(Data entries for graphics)

--- Start ---

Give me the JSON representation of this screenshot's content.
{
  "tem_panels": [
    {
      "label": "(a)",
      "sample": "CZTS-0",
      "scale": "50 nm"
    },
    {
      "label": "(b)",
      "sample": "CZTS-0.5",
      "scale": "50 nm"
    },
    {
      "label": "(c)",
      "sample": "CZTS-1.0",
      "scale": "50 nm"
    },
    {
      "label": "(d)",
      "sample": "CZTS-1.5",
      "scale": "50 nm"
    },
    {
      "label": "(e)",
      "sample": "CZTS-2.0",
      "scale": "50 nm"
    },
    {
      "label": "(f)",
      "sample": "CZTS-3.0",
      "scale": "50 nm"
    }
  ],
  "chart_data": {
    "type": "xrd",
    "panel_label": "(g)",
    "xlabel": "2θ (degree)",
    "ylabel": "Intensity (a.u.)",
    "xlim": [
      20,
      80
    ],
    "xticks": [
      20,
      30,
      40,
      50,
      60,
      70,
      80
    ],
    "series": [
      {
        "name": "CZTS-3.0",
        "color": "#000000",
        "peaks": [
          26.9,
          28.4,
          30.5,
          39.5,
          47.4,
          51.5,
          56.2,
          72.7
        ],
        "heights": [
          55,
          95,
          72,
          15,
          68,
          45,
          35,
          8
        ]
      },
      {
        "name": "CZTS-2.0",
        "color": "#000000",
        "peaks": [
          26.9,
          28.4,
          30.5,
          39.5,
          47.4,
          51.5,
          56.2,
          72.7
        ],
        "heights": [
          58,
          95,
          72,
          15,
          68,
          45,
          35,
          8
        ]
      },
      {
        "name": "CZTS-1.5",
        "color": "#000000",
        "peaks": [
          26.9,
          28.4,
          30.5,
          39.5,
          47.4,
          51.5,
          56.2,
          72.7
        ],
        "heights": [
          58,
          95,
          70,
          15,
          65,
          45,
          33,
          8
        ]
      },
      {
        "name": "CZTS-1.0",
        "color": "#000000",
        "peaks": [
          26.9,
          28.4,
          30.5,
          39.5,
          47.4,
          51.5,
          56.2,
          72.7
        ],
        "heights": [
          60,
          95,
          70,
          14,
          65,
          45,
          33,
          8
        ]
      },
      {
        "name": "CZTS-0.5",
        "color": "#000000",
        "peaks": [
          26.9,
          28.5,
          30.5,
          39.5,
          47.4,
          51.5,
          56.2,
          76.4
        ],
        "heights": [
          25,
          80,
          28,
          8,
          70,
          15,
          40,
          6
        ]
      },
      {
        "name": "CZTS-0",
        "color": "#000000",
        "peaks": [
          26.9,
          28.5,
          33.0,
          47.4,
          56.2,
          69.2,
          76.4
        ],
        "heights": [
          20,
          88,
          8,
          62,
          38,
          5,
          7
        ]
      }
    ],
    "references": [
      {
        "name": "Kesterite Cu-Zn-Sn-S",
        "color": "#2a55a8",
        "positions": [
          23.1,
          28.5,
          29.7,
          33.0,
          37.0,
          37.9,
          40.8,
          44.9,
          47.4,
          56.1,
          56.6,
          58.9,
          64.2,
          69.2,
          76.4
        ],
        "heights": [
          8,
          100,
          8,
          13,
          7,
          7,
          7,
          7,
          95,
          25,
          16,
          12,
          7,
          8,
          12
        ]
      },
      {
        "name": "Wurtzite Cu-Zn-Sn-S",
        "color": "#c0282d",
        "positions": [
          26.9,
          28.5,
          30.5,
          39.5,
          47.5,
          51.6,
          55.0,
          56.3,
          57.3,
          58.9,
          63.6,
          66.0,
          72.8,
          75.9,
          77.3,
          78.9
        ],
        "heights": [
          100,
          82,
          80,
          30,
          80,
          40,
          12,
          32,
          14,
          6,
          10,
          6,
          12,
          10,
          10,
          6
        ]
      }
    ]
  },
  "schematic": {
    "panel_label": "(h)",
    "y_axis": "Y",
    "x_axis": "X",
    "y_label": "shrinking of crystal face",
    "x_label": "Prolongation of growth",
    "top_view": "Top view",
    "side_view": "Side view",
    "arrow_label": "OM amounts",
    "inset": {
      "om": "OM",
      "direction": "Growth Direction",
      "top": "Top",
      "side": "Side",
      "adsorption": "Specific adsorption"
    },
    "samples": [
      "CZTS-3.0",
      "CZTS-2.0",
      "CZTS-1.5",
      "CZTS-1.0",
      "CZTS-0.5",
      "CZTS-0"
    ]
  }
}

--- End ---

Exercise: Repeat the data verbatim.

Result below:
Give me the JSON representation of this screenshot's content.
{
  "tem_panels": [
    {
      "label": "(a)",
      "sample": "CZTS-0",
      "scale": "50 nm"
    },
    {
      "label": "(b)",
      "sample": "CZTS-0.5",
      "scale": "50 nm"
    },
    {
      "label": "(c)",
      "sample": "CZTS-1.0",
      "scale": "50 nm"
    },
    {
      "label": "(d)",
      "sample": "CZTS-1.5",
      "scale": "50 nm"
    },
    {
      "label": "(e)",
      "sample": "CZTS-2.0",
      "scale": "50 nm"
    },
    {
      "label": "(f)",
      "sample": "CZTS-3.0",
      "scale": "50 nm"
    }
  ],
  "chart_data": {
    "type": "xrd",
    "panel_label": "(g)",
    "xlabel": "2θ (degree)",
    "ylabel": "Intensity (a.u.)",
    "xlim": [
      20,
      80
    ],
    "xticks": [
      20,
      30,
      40,
      50,
      60,
      70,
      80
    ],
    "series": [
      {
        "name": "CZTS-3.0",
        "color": "#000000",
        "peaks": [
          26.9,
          28.4,
          30.5,
          39.5,
          47.4,
          51.5,
          56.2,
          72.7
        ],
        "heights": [
          55,
          95,
          72,
          15,
          68,
          45,
          35,
          8
        ]
      },
      {
        "name": "CZTS-2.0",
        "color": "#000000",
        "peaks": [
          26.9,
          28.4,
          30.5,
          39.5,
          47.4,
          51.5,
          56.2,
          72.7
        ],
        "heights": [
          58,
          95,
          72,
          15,
          68,
          45,
          35,
          8
        ]
      },
      {
        "name": "CZTS-1.5",
        "color": "#000000",
        "peaks": [
          26.9,
          28.4,
          30.5,
          39.5,
          47.4,
          51.5,
          56.2,
          72.7
        ],
        "heights": [
          58,
          95,
          70,
          15,
          65,
          45,
          33,
          8
        ]
      },
      {
        "name": "CZTS-1.0",
        "color": "#000000",
        "peaks": [
          26.9,
          28.4,
          30.5,
          39.5,
          47.4,
          51.5,
          56.2,
          72.7
        ],
        "heights": [
          60,
          95,
          70,
          14,
          65,
          45,
          33,
          8
        ]
      },
      {
        "name": "CZTS-0.5",
        "color": "#000000",
        "peaks": [
          26.9,
          28.5,
          30.5,
          39.5,
          47.4,
          51.5,
          56.2,
          76.4
        ],
        "heights": [
          25,
          80,
          28,
          8,
          70,
          15,
          40,
          6
        ]
      },
      {
        "name": "CZTS-0",
        "color": "#000000",
        "peaks": [
          26.9,
          28.5,
          33.0,
          47.4,
          56.2,
          69.2,
          76.4
        ],
        "heights": [
          20,
          88,
          8,
          62,
          38,
          5,
          7
        ]
      }
    ],
    "references": [
      {
        "name": "Kesterite Cu-Zn-Sn-S",
        "color": "#2a55a8",
        "positions": [
          23.1,
          28.5,
          29.7,
          33.0,
          37.0,
          37.9,
          40.8,
          44.9,
          47.4,
          56.1,
          56.6,
          58.9,
          64.2,
          69.2,
          76.4
        ],
        "heights": [
          8,
          100,
          8,
          13,
          7,
          7,
          7,
          7,
          95,
          25,
          16,
          12,
          7,
          8,
          12
        ]
      },
      {
        "name": "Wurtzite Cu-Zn-Sn-S",
        "color": "#c0282d",
        "positions": [
          26.9,
          28.5,
          30.5,
          39.5,
          47.5,
          51.6,
          55.0,
          56.3,
          57.3,
          58.9,
          63.6,
          66.0,
          72.8,
          75.9,
          77.3,
          78.9
        ],
        "heights": [
          100,
          82,
          80,
          30,
          80,
          40,
          12,
          32,
          14,
          6,
          10,
          6,
          12,
          10,
          10,
          6
        ]
      }
    ]
  },
  "schematic": {
    "panel_label": "(h)",
    "y_axis": "Y",
    "x_axis": "X",
    "y_label": "shrinking of crystal face",
    "x_label": "Prolongation of growth",
    "top_view": "Top view",
    "side_view": "Side view",
    "arrow_label": "OM amounts",
    "inset": {
      "om": "OM",
      "direction": "Growth Direction",
      "top": "Top",
      "side": "Side",
      "adsorption": "Specific adsorption"
    },
    "samples": [
      "CZTS-3.0",
      "CZTS-2.0",
      "CZTS-1.5",
      "CZTS-1.0",
      "CZTS-0.5",
      "CZTS-0"
    ]
  }
}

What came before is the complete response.